* **Task to carry out**
The records below must be duplicated exactly, character for character.

* **Entries shown**
****

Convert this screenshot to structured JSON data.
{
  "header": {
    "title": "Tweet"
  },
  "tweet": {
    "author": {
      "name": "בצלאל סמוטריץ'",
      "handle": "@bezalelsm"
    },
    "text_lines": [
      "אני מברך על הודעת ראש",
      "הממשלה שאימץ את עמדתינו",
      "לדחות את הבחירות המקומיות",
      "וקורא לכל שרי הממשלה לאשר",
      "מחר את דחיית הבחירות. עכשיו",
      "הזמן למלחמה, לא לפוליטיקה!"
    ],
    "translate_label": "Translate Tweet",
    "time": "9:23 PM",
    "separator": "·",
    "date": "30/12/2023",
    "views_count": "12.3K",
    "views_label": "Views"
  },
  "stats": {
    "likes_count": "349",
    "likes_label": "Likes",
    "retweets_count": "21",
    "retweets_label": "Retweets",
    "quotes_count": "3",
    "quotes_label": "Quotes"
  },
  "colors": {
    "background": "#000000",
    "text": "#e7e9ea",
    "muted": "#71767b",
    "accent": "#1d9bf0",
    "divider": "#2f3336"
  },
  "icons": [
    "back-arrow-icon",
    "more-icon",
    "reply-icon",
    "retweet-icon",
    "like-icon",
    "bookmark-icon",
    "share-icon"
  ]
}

****

* **Result of this exercise**
Convert this screenshot to structured JSON data.
{
  "header": {
    "title": "Tweet"
  },
  "tweet": {
    "author": {
      "name": "בצלאל סמוטריץ'",
      "handle": "@bezalelsm"
    },
    "text_lines": [
      "אני מברך על הודעת ראש",
      "הממשלה שאימץ את עמדתינו",
      "לדחות את הבחירות המקומיות",
      "וקורא לכל שרי הממשלה לאשר",
      "מחר את דחיית הבחירות. עכשיו",
      "הזמן למלחמה, לא לפוליטיקה!"
    ],
    "translate_label": "Translate Tweet",
    "time": "9:23 PM",
    "separator": "·",
    "date": "30/12/2023",
    "views_count": "12.3K",
    "views_label": "Views"
  },
  "stats": {
    "likes_count": "349",
    "likes_label": "Likes",
    "retweets_count": "21",
    "retweets_label": "Retweets",
    "quotes_count": "3",
    "quotes_label": "Quotes"
  },
  "colors": {
    "background": "#000000",
    "text": "#e7e9ea",
    "muted": "#71767b",
    "accent": "#1d9bf0",
    "divider": "#2f3336"
  },
  "icons": [
    "back-arrow-icon",
    "more-icon",
    "reply-icon",
    "retweet-icon",
    "like-icon",
    "bookmark-icon",
    "share-icon"
  ]
}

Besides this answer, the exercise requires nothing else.